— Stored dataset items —

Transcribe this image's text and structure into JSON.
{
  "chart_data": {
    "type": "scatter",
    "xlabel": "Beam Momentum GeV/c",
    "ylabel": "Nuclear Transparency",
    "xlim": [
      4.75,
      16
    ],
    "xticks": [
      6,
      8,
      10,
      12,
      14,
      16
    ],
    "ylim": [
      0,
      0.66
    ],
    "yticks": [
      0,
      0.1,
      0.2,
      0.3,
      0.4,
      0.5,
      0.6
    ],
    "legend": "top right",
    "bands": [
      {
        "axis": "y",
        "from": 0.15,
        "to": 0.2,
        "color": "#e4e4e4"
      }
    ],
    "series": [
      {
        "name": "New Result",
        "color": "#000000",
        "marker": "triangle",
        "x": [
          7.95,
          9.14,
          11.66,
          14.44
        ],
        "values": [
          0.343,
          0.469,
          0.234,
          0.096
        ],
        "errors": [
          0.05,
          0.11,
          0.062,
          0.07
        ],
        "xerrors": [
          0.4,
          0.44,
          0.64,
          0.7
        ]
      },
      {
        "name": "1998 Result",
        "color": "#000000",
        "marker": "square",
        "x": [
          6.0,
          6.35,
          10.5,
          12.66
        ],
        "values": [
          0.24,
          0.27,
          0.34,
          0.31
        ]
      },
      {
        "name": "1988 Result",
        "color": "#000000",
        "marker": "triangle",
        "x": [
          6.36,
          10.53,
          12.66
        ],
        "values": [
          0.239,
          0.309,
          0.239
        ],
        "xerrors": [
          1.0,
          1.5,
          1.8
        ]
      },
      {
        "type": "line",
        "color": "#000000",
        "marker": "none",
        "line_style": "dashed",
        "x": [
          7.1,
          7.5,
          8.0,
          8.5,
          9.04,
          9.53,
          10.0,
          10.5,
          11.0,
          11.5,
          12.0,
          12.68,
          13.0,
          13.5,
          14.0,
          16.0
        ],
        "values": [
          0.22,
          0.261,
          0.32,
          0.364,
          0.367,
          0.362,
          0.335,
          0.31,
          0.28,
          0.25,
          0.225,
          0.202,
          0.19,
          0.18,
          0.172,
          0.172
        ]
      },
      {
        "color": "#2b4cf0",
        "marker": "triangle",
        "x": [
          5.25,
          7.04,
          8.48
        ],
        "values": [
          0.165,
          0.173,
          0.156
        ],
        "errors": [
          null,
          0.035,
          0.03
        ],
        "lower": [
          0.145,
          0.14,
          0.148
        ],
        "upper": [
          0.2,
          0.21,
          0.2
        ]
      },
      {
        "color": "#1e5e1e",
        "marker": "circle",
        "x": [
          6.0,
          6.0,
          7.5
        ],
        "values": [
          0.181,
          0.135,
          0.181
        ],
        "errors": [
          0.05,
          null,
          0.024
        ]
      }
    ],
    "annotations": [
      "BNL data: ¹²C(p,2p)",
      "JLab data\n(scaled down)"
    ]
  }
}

— Aim of the exercise —
Tally the lines of the data that hold the string "Result". Answer with the number and nothing more.

— Exercise output —
3